(Dataset items)
####################
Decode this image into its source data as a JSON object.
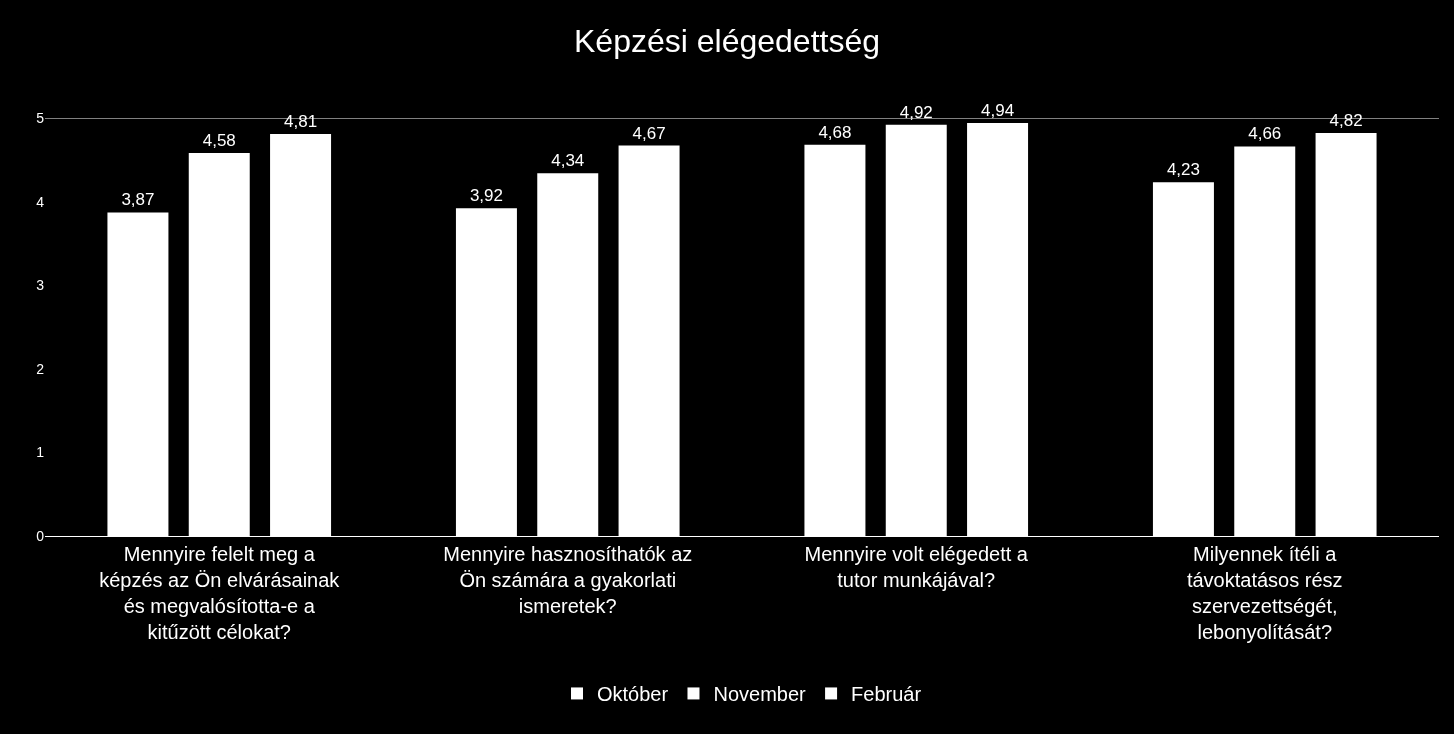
{
  "chart_data": {
    "type": "bar",
    "title": "Képzési elégedettség",
    "categories": [
      "Mennyire felelt meg a képzés az Ön elvárásainak és megvalósította-e a kitűzött célokat?",
      "Mennyire hasznosíthatók az Ön számára a gyakorlati ismeretek?",
      "Mennyire volt elégedett a tutor munkájával?",
      "Milyennek ítéli a távoktatásos rész szervezettségét, lebonyolítását?"
    ],
    "series": [
      {
        "name": "Október",
        "color": "#ffffff",
        "values": [
          3.87,
          3.92,
          4.68,
          4.23
        ],
        "value_labels": [
          "3,87",
          "3,92",
          "4,68",
          "4,23"
        ]
      },
      {
        "name": "November",
        "color": "#ffffff",
        "values": [
          4.58,
          4.34,
          4.92,
          4.66
        ],
        "value_labels": [
          "4,58",
          "4,34",
          "4,92",
          "4,66"
        ]
      },
      {
        "name": "Február",
        "color": "#ffffff",
        "values": [
          4.81,
          4.67,
          4.94,
          4.82
        ],
        "value_labels": [
          "4,81",
          "4,67",
          "4,94",
          "4,82"
        ]
      }
    ],
    "ylim": [
      0,
      5
    ],
    "yticks": [
      0,
      1,
      2,
      3,
      4,
      5
    ],
    "grid": false,
    "legend": "bottom",
    "ref_lines": [
      {
        "axis": "y",
        "value": 5,
        "color": "#ffffff"
      }
    ]
  }
}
####################
Quote the full listing above word for word; exclude every picture from the copy.

▶ _Solution below_
Decode this image into its source data as a JSON object.
{
  "chart_data": {
    "type": "bar",
    "title": "Képzési elégedettség",
    "categories": [
      "Mennyire felelt meg a képzés az Ön elvárásainak és megvalósította-e a kitűzött célokat?",
      "Mennyire hasznosíthatók az Ön számára a gyakorlati ismeretek?",
      "Mennyire volt elégedett a tutor munkájával?",
      "Milyennek ítéli a távoktatásos rész szervezettségét, lebonyolítását?"
    ],
    "series": [
      {
        "name": "Október",
        "color": "#ffffff",
        "values": [
          3.87,
          3.92,
          4.68,
          4.23
        ],
        "value_labels": [
          "3,87",
          "3,92",
          "4,68",
          "4,23"
        ]
      },
      {
        "name": "November",
        "color": "#ffffff",
        "values": [
          4.58,
          4.34,
          4.92,
          4.66
        ],
        "value_labels": [
          "4,58",
          "4,34",
          "4,92",
          "4,66"
        ]
      },
      {
        "name": "Február",
        "color": "#ffffff",
        "values": [
          4.81,
          4.67,
          4.94,
          4.82
        ],
        "value_labels": [
          "4,81",
          "4,67",
          "4,94",
          "4,82"
        ]
      }
    ],
    "ylim": [
      0,
      5
    ],
    "yticks": [
      0,
      1,
      2,
      3,
      4,
      5
    ],
    "grid": false,
    "legend": "bottom",
    "ref_lines": [
      {
        "axis": "y",
        "value": 5,
        "color": "#ffffff"
      }
    ]
  }
}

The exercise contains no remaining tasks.